/---
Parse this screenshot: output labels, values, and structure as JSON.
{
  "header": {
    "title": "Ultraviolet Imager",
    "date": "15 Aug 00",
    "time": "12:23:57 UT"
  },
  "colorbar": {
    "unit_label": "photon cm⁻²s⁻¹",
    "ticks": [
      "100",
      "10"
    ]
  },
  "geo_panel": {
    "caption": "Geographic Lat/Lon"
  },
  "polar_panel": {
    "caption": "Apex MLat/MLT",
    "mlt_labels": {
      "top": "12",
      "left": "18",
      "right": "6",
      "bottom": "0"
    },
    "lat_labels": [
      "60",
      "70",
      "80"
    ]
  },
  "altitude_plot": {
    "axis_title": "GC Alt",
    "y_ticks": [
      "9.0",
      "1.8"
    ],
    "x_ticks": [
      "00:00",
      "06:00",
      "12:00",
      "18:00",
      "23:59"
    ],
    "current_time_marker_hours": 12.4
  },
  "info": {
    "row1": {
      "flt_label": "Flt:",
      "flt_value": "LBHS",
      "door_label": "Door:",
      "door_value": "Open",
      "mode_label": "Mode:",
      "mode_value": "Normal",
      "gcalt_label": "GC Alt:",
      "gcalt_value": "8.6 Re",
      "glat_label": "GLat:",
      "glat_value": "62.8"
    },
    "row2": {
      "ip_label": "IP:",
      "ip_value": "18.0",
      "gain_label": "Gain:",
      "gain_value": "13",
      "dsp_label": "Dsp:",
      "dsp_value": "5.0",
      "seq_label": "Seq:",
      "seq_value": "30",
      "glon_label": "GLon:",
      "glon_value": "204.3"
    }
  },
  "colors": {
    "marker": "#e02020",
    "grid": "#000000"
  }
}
\---
## What the task requires
Copy each line of the data exactly, leaving nothing out.

## Correct answer
Parse this screenshot: output labels, values, and structure as JSON.
{
  "header": {
    "title": "Ultraviolet Imager",
    "date": "15 Aug 00",
    "time": "12:23:57 UT"
  },
  "colorbar": {
    "unit_label": "photon cm⁻²s⁻¹",
    "ticks": [
      "100",
      "10"
    ]
  },
  "geo_panel": {
    "caption": "Geographic Lat/Lon"
  },
  "polar_panel": {
    "caption": "Apex MLat/MLT",
    "mlt_labels": {
      "top": "12",
      "left": "18",
      "right": "6",
      "bottom": "0"
    },
    "lat_labels": [
      "60",
      "70",
      "80"
    ]
  },
  "altitude_plot": {
    "axis_title": "GC Alt",
    "y_ticks": [
      "9.0",
      "1.8"
    ],
    "x_ticks": [
      "00:00",
      "06:00",
      "12:00",
      "18:00",
      "23:59"
    ],
    "current_time_marker_hours": 12.4
  },
  "info": {
    "row1": {
      "flt_label": "Flt:",
      "flt_value": "LBHS",
      "door_label": "Door:",
      "door_value": "Open",
      "mode_label": "Mode:",
      "mode_value": "Normal",
      "gcalt_label": "GC Alt:",
      "gcalt_value": "8.6 Re",
      "glat_label": "GLat:",
      "glat_value": "62.8"
    },
    "row2": {
      "ip_label": "IP:",
      "ip_value": "18.0",
      "gain_label": "Gain:",
      "gain_value": "13",
      "dsp_label": "Dsp:",
      "dsp_value": "5.0",
      "seq_label": "Seq:",
      "seq_value": "30",
      "glon_label": "GLon:",
      "glon_value": "204.3"
    }
  },
  "colors": {
    "marker": "#e02020",
    "grid": "#000000"
  }
}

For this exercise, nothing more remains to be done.